--- Exercise ---
Show each line below that contains the string "tick", copying every such line in full.

--- Material for this exercise ---
---------------

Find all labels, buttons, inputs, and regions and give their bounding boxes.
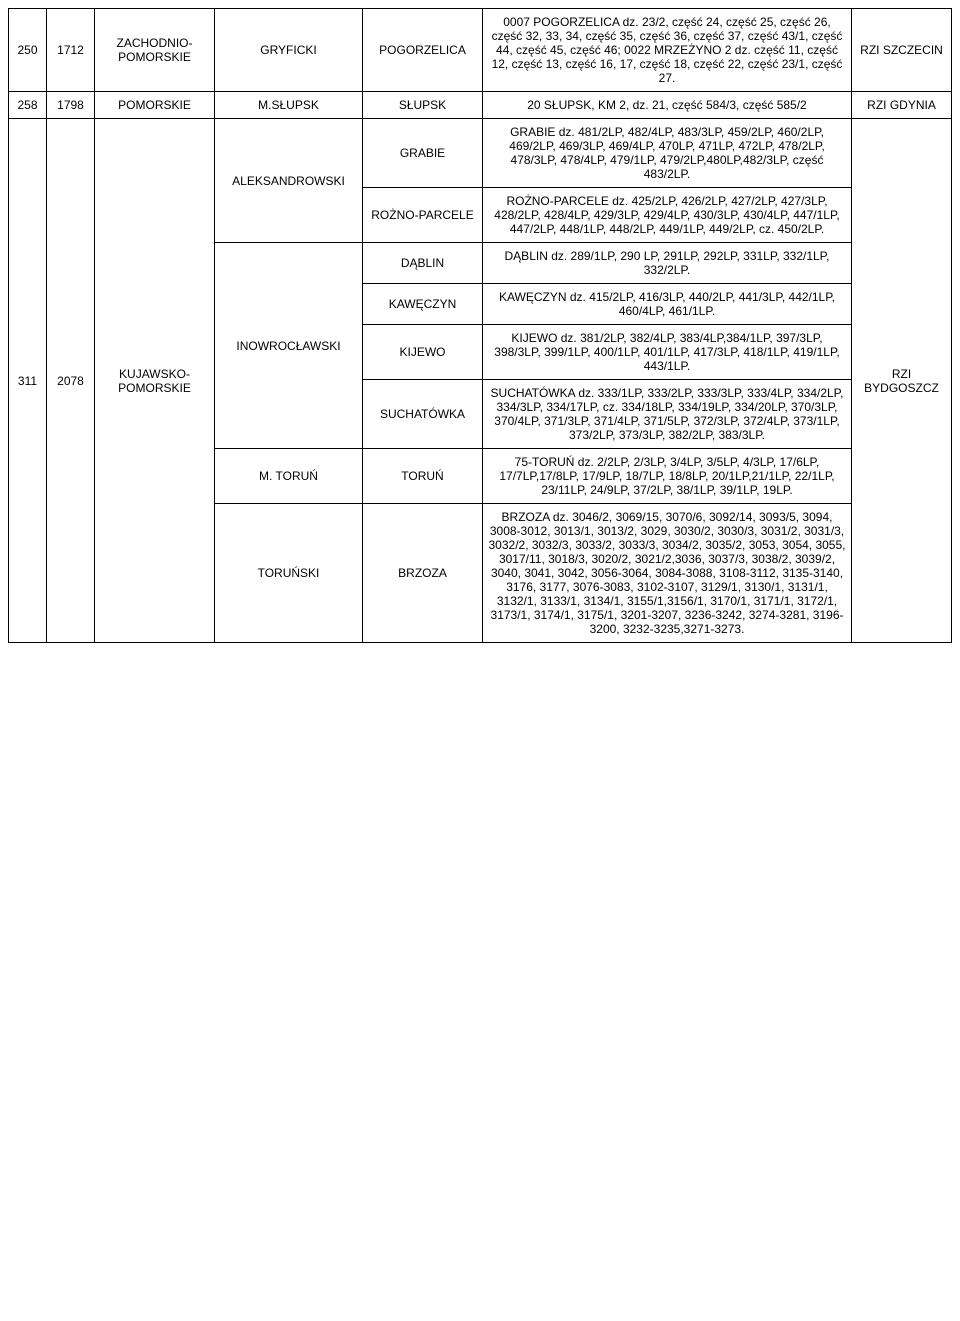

---------------

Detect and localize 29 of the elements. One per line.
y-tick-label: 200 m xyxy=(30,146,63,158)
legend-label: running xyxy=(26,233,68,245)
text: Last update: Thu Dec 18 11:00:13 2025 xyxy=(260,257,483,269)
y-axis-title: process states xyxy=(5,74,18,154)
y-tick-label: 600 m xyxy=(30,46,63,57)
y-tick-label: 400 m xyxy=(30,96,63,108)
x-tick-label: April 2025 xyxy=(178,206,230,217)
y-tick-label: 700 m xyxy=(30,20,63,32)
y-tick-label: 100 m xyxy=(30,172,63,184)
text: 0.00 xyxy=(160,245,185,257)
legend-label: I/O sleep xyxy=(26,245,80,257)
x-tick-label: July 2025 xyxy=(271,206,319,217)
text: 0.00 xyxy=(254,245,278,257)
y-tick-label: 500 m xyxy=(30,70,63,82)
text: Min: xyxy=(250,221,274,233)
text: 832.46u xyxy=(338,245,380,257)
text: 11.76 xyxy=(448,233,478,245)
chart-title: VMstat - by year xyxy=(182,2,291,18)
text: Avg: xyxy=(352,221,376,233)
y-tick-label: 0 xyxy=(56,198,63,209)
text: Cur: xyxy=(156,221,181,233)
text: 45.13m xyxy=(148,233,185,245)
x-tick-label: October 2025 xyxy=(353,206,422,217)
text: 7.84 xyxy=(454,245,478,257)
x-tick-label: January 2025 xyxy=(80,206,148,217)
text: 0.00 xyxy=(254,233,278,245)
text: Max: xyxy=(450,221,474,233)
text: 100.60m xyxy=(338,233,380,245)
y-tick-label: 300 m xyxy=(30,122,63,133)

---------------

--- Exercise response ---
y-tick-label: 200 m xyxy=(30,146,63,158)
y-tick-label: 600 m xyxy=(30,46,63,57)
y-tick-label: 400 m xyxy=(30,96,63,108)
x-tick-label: April 2025 xyxy=(178,206,230,217)
y-tick-label: 700 m xyxy=(30,20,63,32)
y-tick-label: 100 m xyxy=(30,172,63,184)
x-tick-label: July 2025 xyxy=(271,206,319,217)
y-tick-label: 500 m xyxy=(30,70,63,82)
y-tick-label: 0 xyxy=(56,198,63,209)
x-tick-label: October 2025 xyxy=(353,206,422,217)
x-tick-label: January 2025 xyxy=(80,206,148,217)
y-tick-label: 300 m xyxy=(30,122,63,133)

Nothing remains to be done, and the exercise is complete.